取り組む課題:
1. 九谷焼についての文章を、「- 1655年頃:加賀藩支藩」を含む箇所から「どで再び磁器づくりが始まる。」の直後まで、一字も変えずに写し取ってください。
2. 九谷焼についての文章をもとに、次の問いに答えてください。
(a) 大聖寺藩が後藤才次郎を派遣した先はどこですか。
(b) 1819年に金沢で登場した「吉田屋風」の四彩絵付けで使われた四つの色は何ですか。
(c) 1873年以後、九谷焼はどのような名で広まりましたか。
3. 九谷焼についての文章を、最後の文に続けて書き継いでください。

本文:
この地域は加賀藩およびその支藩・大聖寺藩の統治下にあり、美術工芸の保護育成が盛んに行われてきました。九谷焼は、藩の肝煎りによって陶工が有田で学び、持ち帰った技術を元に始まったという武士文化と工芸が交差する背景を持っています。金沢では絵画・漆芸・染織などが発展し、九谷焼の絵付けにもその洗練された文化が深く影響を与えています。
また、加賀友禅や輪島塗といった他分野の工芸文化が共存する土壌があり、「描く文化」「色彩の文化」が地域全体に根付いています。これは九谷焼の色絵技法の多様性や自由な構図展開に通じており、地元に多数の美術館・資料館・ギャラリーが存在することも、地域の工芸への深い理解と誇りを物語っています。
九谷焼の歴史
色絵磁器の変遷に見る、二度の開花と六つの様式
九谷焼は、時代によってその様相を変えながら発展してきました。
- 1655年頃:加賀藩支藩・大聖寺藩が陶石を発見し、後藤才次郎を肥前有田に派遣。帰国後、九谷に窯を築く。
- 1656〜1670年代:九谷窯で五彩による色絵磁器が生産される。大胆な構図と装飾性が特徴。
- 1680年代:焼成技術や経済的事情により九谷の窯は廃絶。約100年にわたる空白期へ。
- 1806年:加賀藩が磁器産業の再興を進め、金沢や小松などで再び磁器づくりが始まる。
- 1819年:金沢で「吉田屋風」の四彩絵付けが登場。黄・緑・紫・紺青の色使いが定着。
- 1830年代:赤地に金彩の永楽風、京都の絵師青木木米を招いての木米風、緻密な赤絵細描の飯田屋風が相次いで誕生。
- 1860年頃:庄三風と呼ばれる金襴手・赤絵細描を融合した様式が確立され、明治期の九谷焼を代表する技法に。
- 1873年:九谷焼が初めて公式に国際舞台へ登場。“Japan Kutani”としてその名が広まり、以後ヨーロッパ諸国を中心に輸出が本格化する。

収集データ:
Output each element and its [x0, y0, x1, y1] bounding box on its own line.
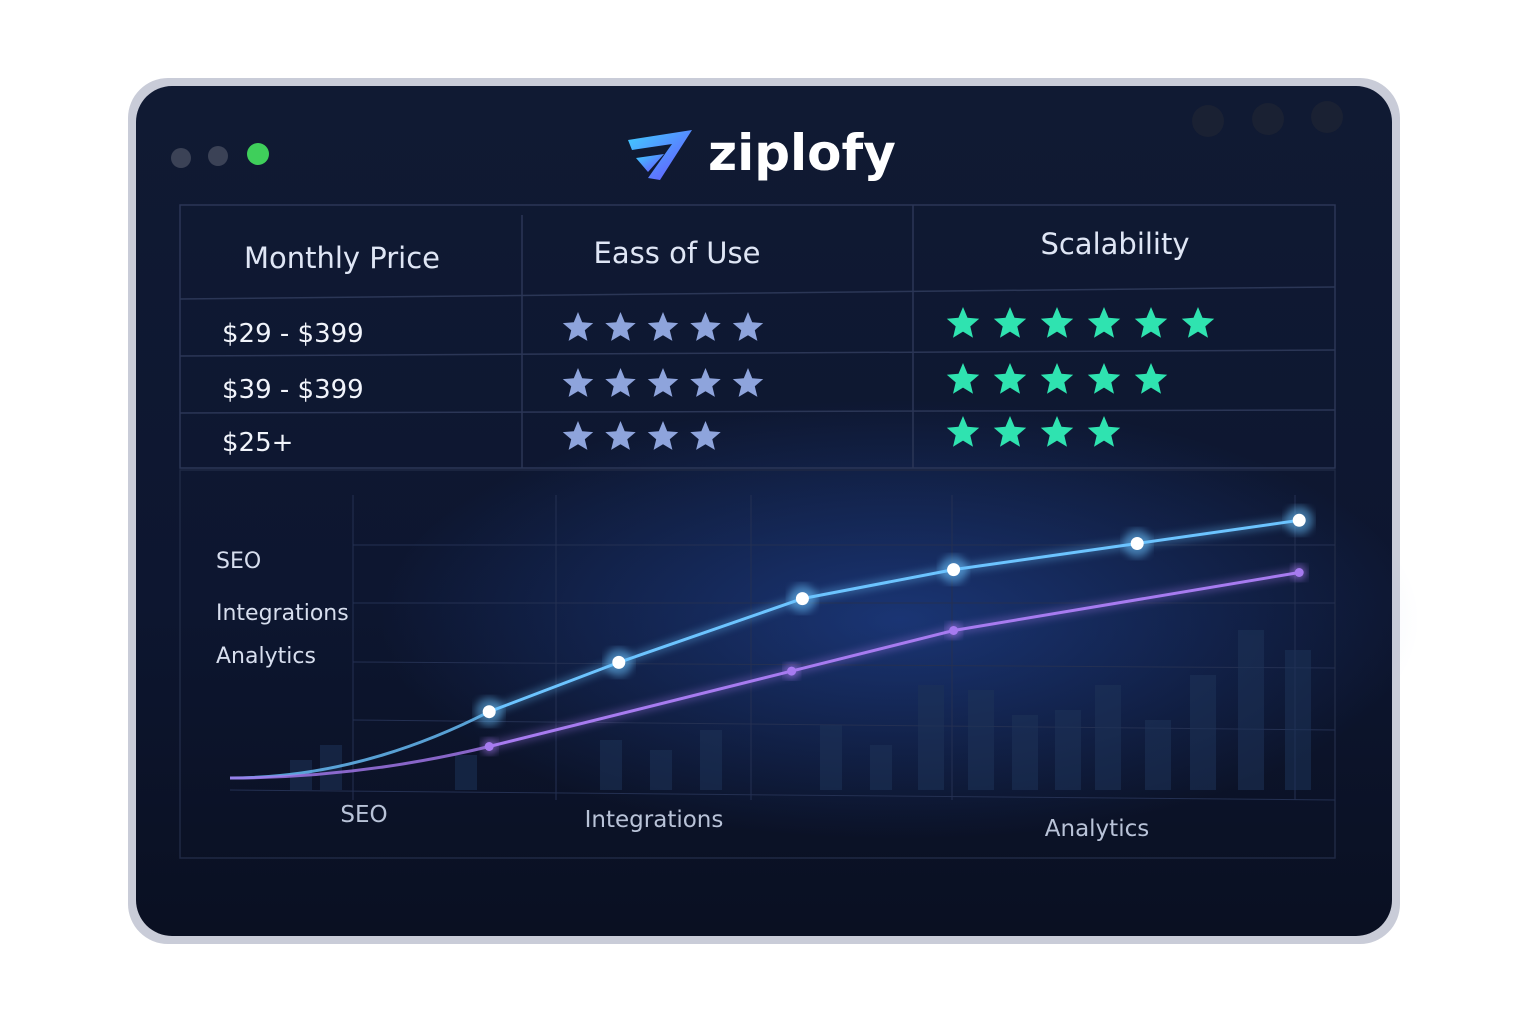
star — [647, 421, 679, 450]
star — [1087, 307, 1121, 338]
star — [732, 312, 764, 341]
scalability-rating — [946, 416, 1121, 447]
point — [612, 655, 626, 669]
scalability-rating — [946, 363, 1168, 394]
table-grid — [179, 204, 1336, 859]
line-tail — [229, 745, 490, 780]
window-button[interactable] — [1311, 101, 1343, 133]
star — [1134, 307, 1168, 338]
point — [947, 563, 961, 577]
star — [605, 312, 636, 341]
star — [690, 421, 721, 450]
point — [482, 705, 496, 719]
star — [647, 312, 679, 341]
star — [993, 307, 1027, 338]
point — [484, 742, 494, 751]
ease-rating — [562, 312, 764, 341]
star — [1181, 307, 1215, 338]
window-button[interactable] — [1252, 103, 1284, 135]
price-cell: $39 - $399 — [222, 375, 364, 405]
star — [946, 416, 980, 447]
star — [993, 363, 1027, 394]
window-dot[interactable] — [208, 146, 228, 166]
star — [1040, 416, 1074, 447]
ease-rating — [562, 368, 764, 397]
star — [605, 421, 636, 450]
star — [562, 312, 594, 341]
price-cell: $29 - $399 — [222, 319, 364, 349]
column-header: Eass of Use — [594, 236, 761, 270]
row-label: SEO — [216, 549, 261, 574]
star — [562, 368, 594, 397]
brand-name: ziplofy — [708, 124, 896, 182]
price-cell: $25+ — [222, 428, 293, 458]
x-label: Integrations — [585, 807, 724, 833]
line — [488, 571, 1300, 748]
window-dot[interactable] — [171, 148, 191, 168]
star — [732, 368, 764, 397]
logo-icon — [628, 130, 692, 180]
column-header: Scalability — [1040, 227, 1189, 261]
point — [949, 626, 959, 635]
star — [946, 363, 980, 394]
point — [1294, 568, 1304, 577]
star — [993, 416, 1027, 447]
star — [647, 368, 679, 397]
scalability-rating — [946, 307, 1215, 338]
ease-rating — [562, 421, 721, 450]
star — [1040, 363, 1074, 394]
star — [1040, 307, 1074, 338]
row-label: Integrations — [216, 601, 349, 626]
star — [1134, 363, 1168, 394]
chart-grid — [229, 495, 1336, 801]
star — [562, 421, 594, 450]
star — [690, 368, 721, 397]
star — [1087, 363, 1121, 394]
x-label: SEO — [340, 802, 387, 828]
point — [787, 666, 797, 676]
point — [1292, 513, 1306, 527]
line — [488, 518, 1300, 714]
window-dot[interactable] — [247, 143, 269, 165]
row-label: Analytics — [216, 644, 316, 669]
star — [605, 368, 636, 397]
star — [1087, 416, 1121, 447]
column-header: Monthly Price — [244, 241, 440, 275]
star — [946, 307, 980, 338]
star — [690, 312, 721, 341]
point — [795, 592, 809, 606]
window-button[interactable] — [1192, 105, 1224, 137]
x-label: Analytics — [1045, 816, 1149, 842]
point — [1130, 537, 1144, 550]
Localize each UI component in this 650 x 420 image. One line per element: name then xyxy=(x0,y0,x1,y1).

課題別の解答:
1.
- 1655年頃:加賀藩支藩・大聖寺藩が陶石を発見し、後藤才次郎を肥前有田に派遣。帰国後、九谷に窯を築く。
- 1656〜1670年代:九谷窯で五彩による色絵磁器が生産される。大胆な構図と装飾性が特徴。
- 1680年代:焼成技術や経済的事情により九谷の窯は廃絶。約100年にわたる空白期へ。
- 1806年:加賀藩が磁器産業の再興を進め、金沢や小松などで再び磁器づくりが始まる。

2.
(a) 肥前有田
(b) 黄・緑・紫・紺青
(c) “Japan Kutani”

3.
- 1975年(昭和50年):九谷焼が経済産業大臣より「伝統的工芸品」に指定される。
- 現代:日常使いの器からアートピースまで、新たな九谷焼の世界が広がる。
九谷焼の特徴
色彩が語り、絵が躍る器、九谷焼の美しさとは
九谷焼の最大の特徴は、磁器の上に施される華やかな「上絵付け」です。焼成後の素地に、呉須で線描きを行い、その上から和絵の具で色を重ね、さらに上絵焼成によって定着させることで、他にはない立体感と深みのある色彩が生まれます。「古九谷風」では、山水や草花、鳥などが大胆かつ対称的に配置され、筆の勢いが器の中で生き生きと描かれます。一方で、「飯田屋風」では極細の赤い筆で繊細な文様や人物画が描かれ、その密度の高さが観る者を圧倒します。
色の重ね方にも職人の高度な技術が必要で、同じ五彩でも焼成によって発色が微妙に変わるため、経験に基づく調整が不可欠です。また、表現手法の幅が広く、風景、人物、動植物、吉祥文様、さらには抽象文様まで対応可能であり、現代アートとの相性も良く、近年ではインテリアとして飾られる作品も増えています。

九谷焼の材料と道具
天然素材と鉱石が支える、色絵磁器の彩り
九谷焼の製作では、陶石から上絵の顔料まで、自然由来の素材が使われています。成形から絵付けまで、分業によって高精度な製品が生まれています。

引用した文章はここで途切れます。